**Given problem**:
State the number of lines below in which the word "JSON" appears. Nothing else belongs in the answer.

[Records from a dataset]
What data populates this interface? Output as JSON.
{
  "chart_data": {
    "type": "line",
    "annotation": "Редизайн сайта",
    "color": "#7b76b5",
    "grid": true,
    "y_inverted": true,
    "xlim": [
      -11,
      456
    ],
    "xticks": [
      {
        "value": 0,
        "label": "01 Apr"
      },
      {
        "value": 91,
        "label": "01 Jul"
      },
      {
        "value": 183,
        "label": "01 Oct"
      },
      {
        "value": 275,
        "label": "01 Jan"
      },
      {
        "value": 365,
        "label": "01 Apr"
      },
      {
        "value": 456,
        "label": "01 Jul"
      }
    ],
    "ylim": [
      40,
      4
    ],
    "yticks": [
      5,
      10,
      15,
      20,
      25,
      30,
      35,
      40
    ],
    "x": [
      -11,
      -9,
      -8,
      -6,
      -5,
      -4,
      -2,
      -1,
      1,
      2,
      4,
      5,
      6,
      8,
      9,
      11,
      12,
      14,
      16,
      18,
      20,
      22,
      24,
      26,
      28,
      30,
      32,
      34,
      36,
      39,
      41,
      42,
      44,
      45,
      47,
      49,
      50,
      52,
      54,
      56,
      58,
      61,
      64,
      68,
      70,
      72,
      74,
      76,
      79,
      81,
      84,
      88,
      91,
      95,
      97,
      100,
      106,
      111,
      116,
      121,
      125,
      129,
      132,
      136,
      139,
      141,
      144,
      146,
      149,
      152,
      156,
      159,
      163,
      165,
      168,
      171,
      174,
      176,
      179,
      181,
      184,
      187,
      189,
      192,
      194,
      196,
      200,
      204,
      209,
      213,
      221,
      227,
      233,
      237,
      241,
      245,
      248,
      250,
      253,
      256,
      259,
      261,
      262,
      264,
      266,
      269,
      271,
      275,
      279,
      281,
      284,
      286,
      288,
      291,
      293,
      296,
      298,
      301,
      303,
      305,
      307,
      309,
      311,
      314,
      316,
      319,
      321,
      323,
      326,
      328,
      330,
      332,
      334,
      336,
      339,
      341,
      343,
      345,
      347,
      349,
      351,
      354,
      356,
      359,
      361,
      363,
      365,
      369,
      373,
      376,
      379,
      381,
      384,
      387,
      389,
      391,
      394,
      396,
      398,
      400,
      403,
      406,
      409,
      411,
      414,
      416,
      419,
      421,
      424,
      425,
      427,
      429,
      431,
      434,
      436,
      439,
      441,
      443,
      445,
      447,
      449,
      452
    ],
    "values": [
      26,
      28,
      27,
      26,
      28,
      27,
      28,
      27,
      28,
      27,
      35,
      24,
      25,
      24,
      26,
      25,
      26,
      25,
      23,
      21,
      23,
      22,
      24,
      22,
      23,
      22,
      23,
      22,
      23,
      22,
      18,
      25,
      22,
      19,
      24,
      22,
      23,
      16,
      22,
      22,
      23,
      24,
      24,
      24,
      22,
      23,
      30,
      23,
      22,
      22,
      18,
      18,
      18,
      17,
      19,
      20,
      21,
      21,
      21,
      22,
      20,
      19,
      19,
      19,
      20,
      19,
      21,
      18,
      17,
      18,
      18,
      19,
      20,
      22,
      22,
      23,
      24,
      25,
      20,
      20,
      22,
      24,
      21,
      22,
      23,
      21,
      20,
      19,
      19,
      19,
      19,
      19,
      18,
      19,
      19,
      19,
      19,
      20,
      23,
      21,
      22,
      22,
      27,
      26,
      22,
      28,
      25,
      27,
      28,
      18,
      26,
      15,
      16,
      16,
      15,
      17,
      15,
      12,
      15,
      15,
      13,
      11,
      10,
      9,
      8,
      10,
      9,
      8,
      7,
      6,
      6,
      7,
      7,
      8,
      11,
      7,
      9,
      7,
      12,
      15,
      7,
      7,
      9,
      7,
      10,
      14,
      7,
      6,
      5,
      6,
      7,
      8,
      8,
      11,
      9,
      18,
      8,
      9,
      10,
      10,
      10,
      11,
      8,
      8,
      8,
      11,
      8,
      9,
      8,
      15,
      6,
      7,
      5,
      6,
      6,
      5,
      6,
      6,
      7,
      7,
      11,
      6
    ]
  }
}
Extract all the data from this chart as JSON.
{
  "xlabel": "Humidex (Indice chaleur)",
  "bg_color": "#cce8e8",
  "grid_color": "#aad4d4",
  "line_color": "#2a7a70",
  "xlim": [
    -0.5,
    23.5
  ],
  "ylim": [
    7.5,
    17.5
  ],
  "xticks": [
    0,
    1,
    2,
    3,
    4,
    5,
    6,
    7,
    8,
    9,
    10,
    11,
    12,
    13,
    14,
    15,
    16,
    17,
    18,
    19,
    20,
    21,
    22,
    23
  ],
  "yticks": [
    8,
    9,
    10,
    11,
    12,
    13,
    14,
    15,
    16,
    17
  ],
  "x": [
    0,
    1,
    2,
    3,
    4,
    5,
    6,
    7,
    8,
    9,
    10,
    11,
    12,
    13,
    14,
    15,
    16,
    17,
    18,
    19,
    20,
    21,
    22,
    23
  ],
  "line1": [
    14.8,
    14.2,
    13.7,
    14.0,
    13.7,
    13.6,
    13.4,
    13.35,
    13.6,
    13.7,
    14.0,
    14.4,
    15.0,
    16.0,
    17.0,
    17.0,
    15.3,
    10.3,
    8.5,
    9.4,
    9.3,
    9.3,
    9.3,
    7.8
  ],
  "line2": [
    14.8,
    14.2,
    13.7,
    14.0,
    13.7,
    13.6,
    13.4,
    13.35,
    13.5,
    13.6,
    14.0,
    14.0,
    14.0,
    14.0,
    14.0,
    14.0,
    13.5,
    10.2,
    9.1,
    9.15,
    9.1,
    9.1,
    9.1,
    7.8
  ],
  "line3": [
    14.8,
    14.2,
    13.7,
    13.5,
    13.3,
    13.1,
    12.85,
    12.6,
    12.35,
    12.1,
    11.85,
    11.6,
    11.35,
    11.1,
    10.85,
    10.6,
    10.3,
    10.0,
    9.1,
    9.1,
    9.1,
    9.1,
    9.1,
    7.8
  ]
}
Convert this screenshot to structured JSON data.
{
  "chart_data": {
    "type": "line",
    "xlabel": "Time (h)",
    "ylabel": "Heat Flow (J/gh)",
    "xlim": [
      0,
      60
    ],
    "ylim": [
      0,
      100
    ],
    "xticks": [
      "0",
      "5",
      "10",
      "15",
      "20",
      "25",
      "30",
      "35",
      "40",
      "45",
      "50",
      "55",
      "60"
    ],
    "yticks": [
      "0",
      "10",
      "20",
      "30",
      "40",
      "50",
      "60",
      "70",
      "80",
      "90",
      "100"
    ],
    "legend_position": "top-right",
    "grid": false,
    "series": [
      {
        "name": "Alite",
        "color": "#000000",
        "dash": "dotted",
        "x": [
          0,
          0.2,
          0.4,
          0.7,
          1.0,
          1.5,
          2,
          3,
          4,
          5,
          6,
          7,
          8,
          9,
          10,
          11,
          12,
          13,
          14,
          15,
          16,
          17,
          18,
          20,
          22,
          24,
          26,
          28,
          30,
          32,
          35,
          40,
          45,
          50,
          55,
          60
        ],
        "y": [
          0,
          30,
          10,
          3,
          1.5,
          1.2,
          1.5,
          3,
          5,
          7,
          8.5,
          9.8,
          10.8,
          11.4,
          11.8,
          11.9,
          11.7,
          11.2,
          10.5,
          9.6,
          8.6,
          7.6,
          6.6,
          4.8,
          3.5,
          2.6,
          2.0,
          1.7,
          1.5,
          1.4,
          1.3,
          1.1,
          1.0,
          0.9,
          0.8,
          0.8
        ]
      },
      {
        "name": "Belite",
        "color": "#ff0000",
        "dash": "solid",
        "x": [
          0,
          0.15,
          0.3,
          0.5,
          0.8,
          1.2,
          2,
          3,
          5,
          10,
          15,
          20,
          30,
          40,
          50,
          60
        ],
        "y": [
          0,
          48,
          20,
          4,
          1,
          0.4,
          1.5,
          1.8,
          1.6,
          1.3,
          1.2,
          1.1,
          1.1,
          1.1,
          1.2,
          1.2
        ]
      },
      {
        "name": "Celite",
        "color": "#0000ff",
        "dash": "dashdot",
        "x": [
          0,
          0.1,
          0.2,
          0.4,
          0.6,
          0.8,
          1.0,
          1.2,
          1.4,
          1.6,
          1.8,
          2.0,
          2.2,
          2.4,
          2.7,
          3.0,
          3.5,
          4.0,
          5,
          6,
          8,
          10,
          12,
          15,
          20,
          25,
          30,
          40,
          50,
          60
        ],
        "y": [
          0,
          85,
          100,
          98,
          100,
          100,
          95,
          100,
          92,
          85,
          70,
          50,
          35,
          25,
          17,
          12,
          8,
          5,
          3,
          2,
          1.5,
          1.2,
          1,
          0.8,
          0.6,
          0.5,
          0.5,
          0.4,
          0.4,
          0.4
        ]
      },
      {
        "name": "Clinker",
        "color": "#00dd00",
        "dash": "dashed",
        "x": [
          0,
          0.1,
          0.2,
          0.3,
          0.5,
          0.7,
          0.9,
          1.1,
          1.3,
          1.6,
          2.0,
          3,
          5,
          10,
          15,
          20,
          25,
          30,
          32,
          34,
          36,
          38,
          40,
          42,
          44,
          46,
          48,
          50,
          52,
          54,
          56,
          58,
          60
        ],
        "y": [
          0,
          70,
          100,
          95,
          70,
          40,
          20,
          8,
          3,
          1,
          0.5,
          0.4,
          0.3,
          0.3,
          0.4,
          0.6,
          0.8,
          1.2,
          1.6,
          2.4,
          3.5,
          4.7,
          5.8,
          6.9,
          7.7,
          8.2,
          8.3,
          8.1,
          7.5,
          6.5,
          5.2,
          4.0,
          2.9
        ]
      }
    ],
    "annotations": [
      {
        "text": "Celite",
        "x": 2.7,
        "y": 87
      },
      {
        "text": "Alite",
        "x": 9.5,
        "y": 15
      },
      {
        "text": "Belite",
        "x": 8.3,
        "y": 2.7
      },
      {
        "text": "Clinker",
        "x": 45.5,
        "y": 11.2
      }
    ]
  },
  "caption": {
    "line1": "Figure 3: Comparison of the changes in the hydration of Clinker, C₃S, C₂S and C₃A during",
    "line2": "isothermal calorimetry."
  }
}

**Finished answer**:
3